**Problem**
Skip the images. Copy the records exactly as written.
▼
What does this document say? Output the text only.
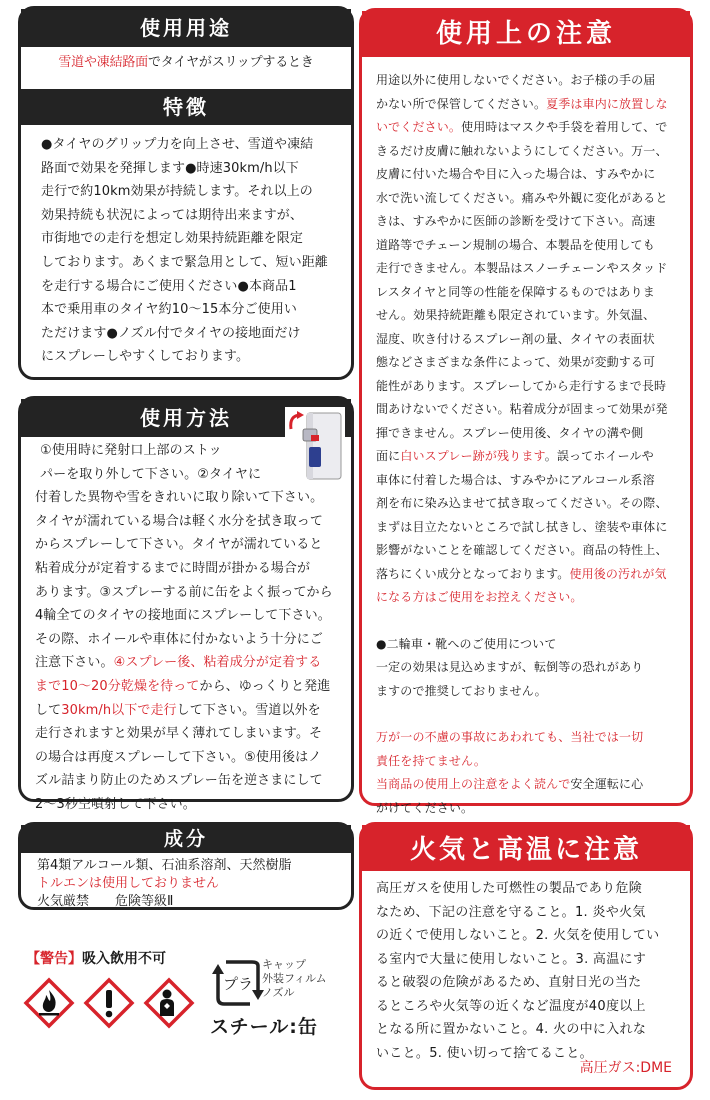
使用用途
雪道や凍結路面でタイヤがスリップするとき
特徴
●タイヤのグリップ力を向上させ、雪道や凍結
路面で効果を発揮します●時速30km/h以下
走行で約10km効果が持続します。それ以上の
効果持続も状況によっては期待出来ますが、
市街地での走行を想定し効果持続距離を限定
しております。あくまで緊急用として、短い距離
を走行する場合にご使用ください●本商品1
本で乗用車のタイヤ約10～15本分ご使用い
ただけます●ノズル付でタイヤの接地面だけ
にスプレーしやすくしております。
使用方法
①使用時に発射口上部のストッ
パーを取り外して下さい。②タイヤに
付着した異物や雪をきれいに取り除いて下さい。
タイヤが濡れている場合は軽く水分を拭き取って
からスプレーして下さい。タイヤが濡れていると
粘着成分が定着するまでに時間が掛かる場合が
あります。③スプレーする前に缶をよく振ってから
4輪全てのタイヤの接地面にスプレーして下さい。
その際、ホイールや車体に付かないよう十分にご
注意下さい。④スプレー後、粘着成分が定着する
まで10～20分乾燥を待ってから、ゆっくりと発進
して30km/h以下で走行して下さい。雪道以外を
走行されますと効果が早く薄れてしまいます。そ
の場合は再度スプレーして下さい。⑤使用後はノ
ズル詰まり防止のためスプレー缶を逆さまにして
2～3秒空噴射して下さい。
成分
第4類アルコール類、石油系溶剤、天然樹脂
トルエンは使用しておりません
火気厳禁　　危険等級Ⅱ
【警告】吸入飲用不可
プラ
キャップ
外装フィルム
ノズル
スチール:缶
使用上の注意
用途以外に使用しないでください。お子様の手の届
かない所で保管してください。夏季は車内に放置しな
いでください。使用時はマスクや手袋を着用して、で
きるだけ皮膚に触れないようにしてください。万一、
皮膚に付いた場合や目に入った場合は、すみやかに
水で洗い流してください。痛みや外観に変化があると
きは、すみやかに医師の診断を受けて下さい。高速
道路等でチェーン規制の場合、本製品を使用しても
走行できません。本製品はスノーチェーンやスタッド
レスタイヤと同等の性能を保障するものではありま
せん。効果持続距離も限定されています。外気温、
湿度、吹き付けるスプレー剤の量、タイヤの表面状
態などさまざまな条件によって、効果が変動する可
能性があります。スプレーしてから走行するまで長時
間あけないでください。粘着成分が固まって効果が発
揮できません。スプレー使用後、タイヤの溝や側
面に白いスプレー跡が残ります。誤ってホイールや
車体に付着した場合は、すみやかにアルコール系溶
剤を布に染み込ませて拭き取ってください。その際、
まずは目立たないところで試し拭きし、塗装や車体に
影響がないことを確認してください。商品の特性上、
落ちにくい成分となっております。使用後の汚れが気
になる方はご使用をお控えください。
●二輪車・靴へのご使用について
一定の効果は見込めますが、転倒等の恐れがあり
ますので推奨しておりません。
万が一の不慮の事故にあわれても、当社では一切
責任を持てません。
当商品の使用上の注意をよく読んで安全運転に心
がけてください。
火気と高温に注意
高圧ガスを使用した可燃性の製品であり危険
なため、下記の注意を守ること。1. 炎や火気
の近くで使用しないこと。2. 火気を使用してい
る室内で大量に使用しないこと。3. 高温にす
ると破裂の危険があるため、直射日光の当た
るところや火気等の近くなど温度が40度以上
となる所に置かないこと。4. 火の中に入れな
いこと。5. 使い切って捨てること。
高圧ガス:DME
▲
**Exercise response**
What does this document say? Output the text only.
使用用途
雪道や凍結路面でタイヤがスリップするとき
特徴
●タイヤのグリップ力を向上させ、雪道や凍結
路面で効果を発揮します●時速30km/h以下
走行で約10km効果が持続します。それ以上の
効果持続も状況によっては期待出来ますが、
市街地での走行を想定し効果持続距離を限定
しております。あくまで緊急用として、短い距離
を走行する場合にご使用ください●本商品1
本で乗用車のタイヤ約10～15本分ご使用い
ただけます●ノズル付でタイヤの接地面だけ
にスプレーしやすくしております。
使用方法
①使用時に発射口上部のストッ
パーを取り外して下さい。②タイヤに
付着した異物や雪をきれいに取り除いて下さい。
タイヤが濡れている場合は軽く水分を拭き取って
からスプレーして下さい。タイヤが濡れていると
粘着成分が定着するまでに時間が掛かる場合が
あります。③スプレーする前に缶をよく振ってから
4輪全てのタイヤの接地面にスプレーして下さい。
その際、ホイールや車体に付かないよう十分にご
注意下さい。④スプレー後、粘着成分が定着する
まで10～20分乾燥を待ってから、ゆっくりと発進
して30km/h以下で走行して下さい。雪道以外を
走行されますと効果が早く薄れてしまいます。そ
の場合は再度スプレーして下さい。⑤使用後はノ
ズル詰まり防止のためスプレー缶を逆さまにして
2～3秒空噴射して下さい。
成分
第4類アルコール類、石油系溶剤、天然樹脂
トルエンは使用しておりません
火気厳禁　　危険等級Ⅱ
【警告】吸入飲用不可
プラ
キャップ
外装フィルム
ノズル
スチール:缶
使用上の注意
用途以外に使用しないでください。お子様の手の届
かない所で保管してください。夏季は車内に放置しな
いでください。使用時はマスクや手袋を着用して、で
きるだけ皮膚に触れないようにしてください。万一、
皮膚に付いた場合や目に入った場合は、すみやかに
水で洗い流してください。痛みや外観に変化があると
きは、すみやかに医師の診断を受けて下さい。高速
道路等でチェーン規制の場合、本製品を使用しても
走行できません。本製品はスノーチェーンやスタッド
レスタイヤと同等の性能を保障するものではありま
せん。効果持続距離も限定されています。外気温、
湿度、吹き付けるスプレー剤の量、タイヤの表面状
態などさまざまな条件によって、効果が変動する可
能性があります。スプレーしてから走行するまで長時
間あけないでください。粘着成分が固まって効果が発
揮できません。スプレー使用後、タイヤの溝や側
面に白いスプレー跡が残ります。誤ってホイールや
車体に付着した場合は、すみやかにアルコール系溶
剤を布に染み込ませて拭き取ってください。その際、
まずは目立たないところで試し拭きし、塗装や車体に
影響がないことを確認してください。商品の特性上、
落ちにくい成分となっております。使用後の汚れが気
になる方はご使用をお控えください。
●二輪車・靴へのご使用について
一定の効果は見込めますが、転倒等の恐れがあり
ますので推奨しておりません。
万が一の不慮の事故にあわれても、当社では一切
責任を持てません。
当商品の使用上の注意をよく読んで安全運転に心
がけてください。
火気と高温に注意
高圧ガスを使用した可燃性の製品であり危険
なため、下記の注意を守ること。1. 炎や火気
の近くで使用しないこと。2. 火気を使用してい
る室内で大量に使用しないこと。3. 高温にす
ると破裂の危険があるため、直射日光の当た
るところや火気等の近くなど温度が40度以上
となる所に置かないこと。4. 火の中に入れな
いこと。5. 使い切って捨てること。
高圧ガス:DME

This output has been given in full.